**WHAT YOU SHOULD DO**
Go through the entries below and write each one out exactly.

BEGIN EXERCISE INPUT

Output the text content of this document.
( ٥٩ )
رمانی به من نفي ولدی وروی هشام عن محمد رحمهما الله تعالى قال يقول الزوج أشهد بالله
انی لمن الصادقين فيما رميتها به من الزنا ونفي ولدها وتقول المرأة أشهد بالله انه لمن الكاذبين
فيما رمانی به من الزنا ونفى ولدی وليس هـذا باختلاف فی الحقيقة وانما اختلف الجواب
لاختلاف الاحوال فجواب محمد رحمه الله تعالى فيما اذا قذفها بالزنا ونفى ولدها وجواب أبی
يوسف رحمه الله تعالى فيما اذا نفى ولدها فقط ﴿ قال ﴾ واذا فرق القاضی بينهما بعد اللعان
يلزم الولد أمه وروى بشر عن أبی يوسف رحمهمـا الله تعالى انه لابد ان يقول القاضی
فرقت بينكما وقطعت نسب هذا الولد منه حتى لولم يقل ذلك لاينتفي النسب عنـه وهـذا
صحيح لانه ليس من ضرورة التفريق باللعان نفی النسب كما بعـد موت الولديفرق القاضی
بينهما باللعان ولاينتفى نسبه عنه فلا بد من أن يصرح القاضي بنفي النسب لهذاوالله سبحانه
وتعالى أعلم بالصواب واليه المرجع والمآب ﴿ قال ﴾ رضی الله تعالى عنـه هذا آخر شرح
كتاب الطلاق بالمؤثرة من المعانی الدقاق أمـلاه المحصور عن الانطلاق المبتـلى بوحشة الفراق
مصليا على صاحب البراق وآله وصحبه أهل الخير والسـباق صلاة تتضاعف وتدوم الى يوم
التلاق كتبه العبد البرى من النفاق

END EXERCISE INPUT

**TASK ANSWER**
Output the text content of this document.
( ٥٩ )
رمانی به من نفي ولدی وروی هشام عن محمد رحمهما الله تعالى قال يقول الزوج أشهد بالله
انی لمن الصادقين فيما رميتها به من الزنا ونفي ولدها وتقول المرأة أشهد بالله انه لمن الكاذبين
فيما رمانی به من الزنا ونفى ولدی وليس هـذا باختلاف فی الحقيقة وانما اختلف الجواب
لاختلاف الاحوال فجواب محمد رحمه الله تعالى فيما اذا قذفها بالزنا ونفى ولدها وجواب أبی
يوسف رحمه الله تعالى فيما اذا نفى ولدها فقط ﴿ قال ﴾ واذا فرق القاضی بينهما بعد اللعان
يلزم الولد أمه وروى بشر عن أبی يوسف رحمهمـا الله تعالى انه لابد ان يقول القاضی
فرقت بينكما وقطعت نسب هذا الولد منه حتى لولم يقل ذلك لاينتفي النسب عنـه وهـذا
صحيح لانه ليس من ضرورة التفريق باللعان نفی النسب كما بعـد موت الولديفرق القاضی
بينهما باللعان ولاينتفى نسبه عنه فلا بد من أن يصرح القاضي بنفي النسب لهذاوالله سبحانه
وتعالى أعلم بالصواب واليه المرجع والمآب ﴿ قال ﴾ رضی الله تعالى عنـه هذا آخر شرح
كتاب الطلاق بالمؤثرة من المعانی الدقاق أمـلاه المحصور عن الانطلاق المبتـلى بوحشة الفراق
مصليا على صاحب البراق وآله وصحبه أهل الخير والسـباق صلاة تتضاعف وتدوم الى يوم
التلاق كتبه العبد البرى من النفاق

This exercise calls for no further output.